# [Task directions]
Gather from the material every line that contains the string "Superset".

------ Information supplied

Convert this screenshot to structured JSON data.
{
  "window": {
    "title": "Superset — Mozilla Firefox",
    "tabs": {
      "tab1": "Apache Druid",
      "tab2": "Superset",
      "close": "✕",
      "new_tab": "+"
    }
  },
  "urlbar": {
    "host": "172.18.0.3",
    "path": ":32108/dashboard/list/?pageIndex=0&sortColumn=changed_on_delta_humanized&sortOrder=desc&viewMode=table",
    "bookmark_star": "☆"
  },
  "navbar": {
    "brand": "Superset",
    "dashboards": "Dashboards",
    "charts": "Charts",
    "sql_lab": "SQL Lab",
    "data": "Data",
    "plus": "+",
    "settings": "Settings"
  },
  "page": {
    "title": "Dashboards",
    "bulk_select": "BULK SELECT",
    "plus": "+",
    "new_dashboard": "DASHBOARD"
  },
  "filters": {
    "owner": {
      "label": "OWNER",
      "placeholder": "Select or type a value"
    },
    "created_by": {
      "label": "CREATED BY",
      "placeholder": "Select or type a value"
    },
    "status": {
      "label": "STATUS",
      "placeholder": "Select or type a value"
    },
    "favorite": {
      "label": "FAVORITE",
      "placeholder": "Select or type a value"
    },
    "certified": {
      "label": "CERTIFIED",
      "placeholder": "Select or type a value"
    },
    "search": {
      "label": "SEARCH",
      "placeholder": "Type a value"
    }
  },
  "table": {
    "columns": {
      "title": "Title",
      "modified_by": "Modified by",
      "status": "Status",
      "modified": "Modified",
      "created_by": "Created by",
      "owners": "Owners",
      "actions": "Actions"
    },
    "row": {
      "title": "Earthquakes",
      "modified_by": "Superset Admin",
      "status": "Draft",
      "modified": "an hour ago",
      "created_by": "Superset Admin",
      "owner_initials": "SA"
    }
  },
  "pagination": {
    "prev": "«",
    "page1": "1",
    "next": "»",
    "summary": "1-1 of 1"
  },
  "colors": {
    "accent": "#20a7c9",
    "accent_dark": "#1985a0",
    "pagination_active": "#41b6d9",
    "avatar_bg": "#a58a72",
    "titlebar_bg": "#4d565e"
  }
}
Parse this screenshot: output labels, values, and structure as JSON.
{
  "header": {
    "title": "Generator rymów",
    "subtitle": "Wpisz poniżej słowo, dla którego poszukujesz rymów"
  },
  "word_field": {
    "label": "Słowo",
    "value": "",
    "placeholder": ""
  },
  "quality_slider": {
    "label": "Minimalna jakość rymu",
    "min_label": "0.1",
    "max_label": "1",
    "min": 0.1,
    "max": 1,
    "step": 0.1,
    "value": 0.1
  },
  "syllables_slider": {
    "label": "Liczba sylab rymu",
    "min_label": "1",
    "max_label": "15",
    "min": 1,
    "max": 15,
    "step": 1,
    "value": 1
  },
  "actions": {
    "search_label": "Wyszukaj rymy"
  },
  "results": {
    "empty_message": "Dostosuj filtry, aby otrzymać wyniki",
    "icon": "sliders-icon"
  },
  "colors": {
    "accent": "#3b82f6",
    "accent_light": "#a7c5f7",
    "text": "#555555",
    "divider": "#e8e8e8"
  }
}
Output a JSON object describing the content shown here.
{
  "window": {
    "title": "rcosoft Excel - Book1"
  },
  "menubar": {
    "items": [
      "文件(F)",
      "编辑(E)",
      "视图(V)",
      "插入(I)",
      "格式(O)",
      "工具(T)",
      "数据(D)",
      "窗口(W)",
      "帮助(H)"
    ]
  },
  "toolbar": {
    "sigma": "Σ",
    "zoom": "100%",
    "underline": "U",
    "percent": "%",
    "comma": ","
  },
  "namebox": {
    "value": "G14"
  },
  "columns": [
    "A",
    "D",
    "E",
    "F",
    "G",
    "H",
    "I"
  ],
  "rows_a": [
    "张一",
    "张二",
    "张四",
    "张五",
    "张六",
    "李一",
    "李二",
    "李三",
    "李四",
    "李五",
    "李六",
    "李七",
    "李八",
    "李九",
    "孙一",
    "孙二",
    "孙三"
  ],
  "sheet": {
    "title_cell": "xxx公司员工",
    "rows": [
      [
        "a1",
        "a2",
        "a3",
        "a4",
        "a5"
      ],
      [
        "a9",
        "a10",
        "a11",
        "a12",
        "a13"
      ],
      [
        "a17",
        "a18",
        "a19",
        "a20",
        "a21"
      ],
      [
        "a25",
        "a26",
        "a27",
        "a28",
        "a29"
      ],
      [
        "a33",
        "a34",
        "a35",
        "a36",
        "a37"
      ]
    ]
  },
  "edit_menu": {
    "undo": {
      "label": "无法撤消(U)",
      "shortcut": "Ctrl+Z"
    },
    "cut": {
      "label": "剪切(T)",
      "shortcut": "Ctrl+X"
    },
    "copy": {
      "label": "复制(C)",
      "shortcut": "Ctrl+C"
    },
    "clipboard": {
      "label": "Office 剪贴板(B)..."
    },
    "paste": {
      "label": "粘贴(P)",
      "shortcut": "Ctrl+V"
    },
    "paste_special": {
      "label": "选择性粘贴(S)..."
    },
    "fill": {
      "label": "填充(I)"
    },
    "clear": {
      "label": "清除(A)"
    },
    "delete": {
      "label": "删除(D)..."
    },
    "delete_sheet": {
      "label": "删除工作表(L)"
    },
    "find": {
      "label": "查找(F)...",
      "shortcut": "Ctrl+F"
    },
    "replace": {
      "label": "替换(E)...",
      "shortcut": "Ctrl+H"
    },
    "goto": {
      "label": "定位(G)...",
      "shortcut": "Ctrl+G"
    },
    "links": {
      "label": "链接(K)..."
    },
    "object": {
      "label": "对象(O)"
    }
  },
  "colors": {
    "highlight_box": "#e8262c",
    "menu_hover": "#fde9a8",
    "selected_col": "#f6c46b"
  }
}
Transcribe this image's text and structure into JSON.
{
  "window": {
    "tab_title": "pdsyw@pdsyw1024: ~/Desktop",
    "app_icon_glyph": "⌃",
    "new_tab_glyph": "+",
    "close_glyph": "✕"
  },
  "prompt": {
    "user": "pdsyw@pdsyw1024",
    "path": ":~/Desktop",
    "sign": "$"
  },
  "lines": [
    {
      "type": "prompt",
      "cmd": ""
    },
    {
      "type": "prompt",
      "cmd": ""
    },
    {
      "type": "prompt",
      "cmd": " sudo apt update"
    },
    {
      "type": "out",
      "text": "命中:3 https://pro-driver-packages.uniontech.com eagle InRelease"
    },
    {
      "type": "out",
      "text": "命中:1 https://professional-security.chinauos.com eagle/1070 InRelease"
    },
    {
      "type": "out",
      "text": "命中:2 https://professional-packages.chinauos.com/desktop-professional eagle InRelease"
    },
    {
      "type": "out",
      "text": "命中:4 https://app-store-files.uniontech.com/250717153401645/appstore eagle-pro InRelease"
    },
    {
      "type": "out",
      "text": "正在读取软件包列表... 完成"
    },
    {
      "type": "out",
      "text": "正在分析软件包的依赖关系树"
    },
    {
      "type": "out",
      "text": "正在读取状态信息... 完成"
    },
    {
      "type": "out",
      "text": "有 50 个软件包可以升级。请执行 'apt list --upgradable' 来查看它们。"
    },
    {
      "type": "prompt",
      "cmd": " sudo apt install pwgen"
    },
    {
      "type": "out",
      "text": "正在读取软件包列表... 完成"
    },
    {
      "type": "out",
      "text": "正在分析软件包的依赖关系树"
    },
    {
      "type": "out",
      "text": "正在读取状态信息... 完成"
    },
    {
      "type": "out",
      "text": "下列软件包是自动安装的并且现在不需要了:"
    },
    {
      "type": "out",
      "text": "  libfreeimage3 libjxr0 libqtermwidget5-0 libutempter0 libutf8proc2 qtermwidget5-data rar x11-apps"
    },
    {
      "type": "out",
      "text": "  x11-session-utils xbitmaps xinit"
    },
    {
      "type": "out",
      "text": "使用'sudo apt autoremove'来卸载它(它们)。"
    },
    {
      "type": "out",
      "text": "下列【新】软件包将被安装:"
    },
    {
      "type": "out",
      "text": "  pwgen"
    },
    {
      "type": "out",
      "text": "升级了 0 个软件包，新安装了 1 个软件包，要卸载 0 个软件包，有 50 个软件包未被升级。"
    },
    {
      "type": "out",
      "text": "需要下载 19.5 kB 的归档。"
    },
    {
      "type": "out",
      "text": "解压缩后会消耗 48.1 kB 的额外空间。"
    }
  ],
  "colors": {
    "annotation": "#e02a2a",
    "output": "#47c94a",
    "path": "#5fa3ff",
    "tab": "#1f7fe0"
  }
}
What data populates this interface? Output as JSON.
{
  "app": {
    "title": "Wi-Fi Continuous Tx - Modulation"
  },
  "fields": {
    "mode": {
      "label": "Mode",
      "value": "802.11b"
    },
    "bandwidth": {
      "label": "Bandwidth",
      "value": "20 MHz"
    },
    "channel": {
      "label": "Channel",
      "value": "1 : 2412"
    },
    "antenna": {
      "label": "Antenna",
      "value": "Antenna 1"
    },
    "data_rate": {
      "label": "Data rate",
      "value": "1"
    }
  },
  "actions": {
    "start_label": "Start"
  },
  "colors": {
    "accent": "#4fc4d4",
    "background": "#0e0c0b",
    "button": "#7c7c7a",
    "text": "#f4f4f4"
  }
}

------------

# [Result for this exercise]
    "title": "Superset — Mozilla Firefox",
      "tab2": "Superset",
    "brand": "Superset",
      "modified_by": "Superset Admin",
      "created_by": "Superset Admin",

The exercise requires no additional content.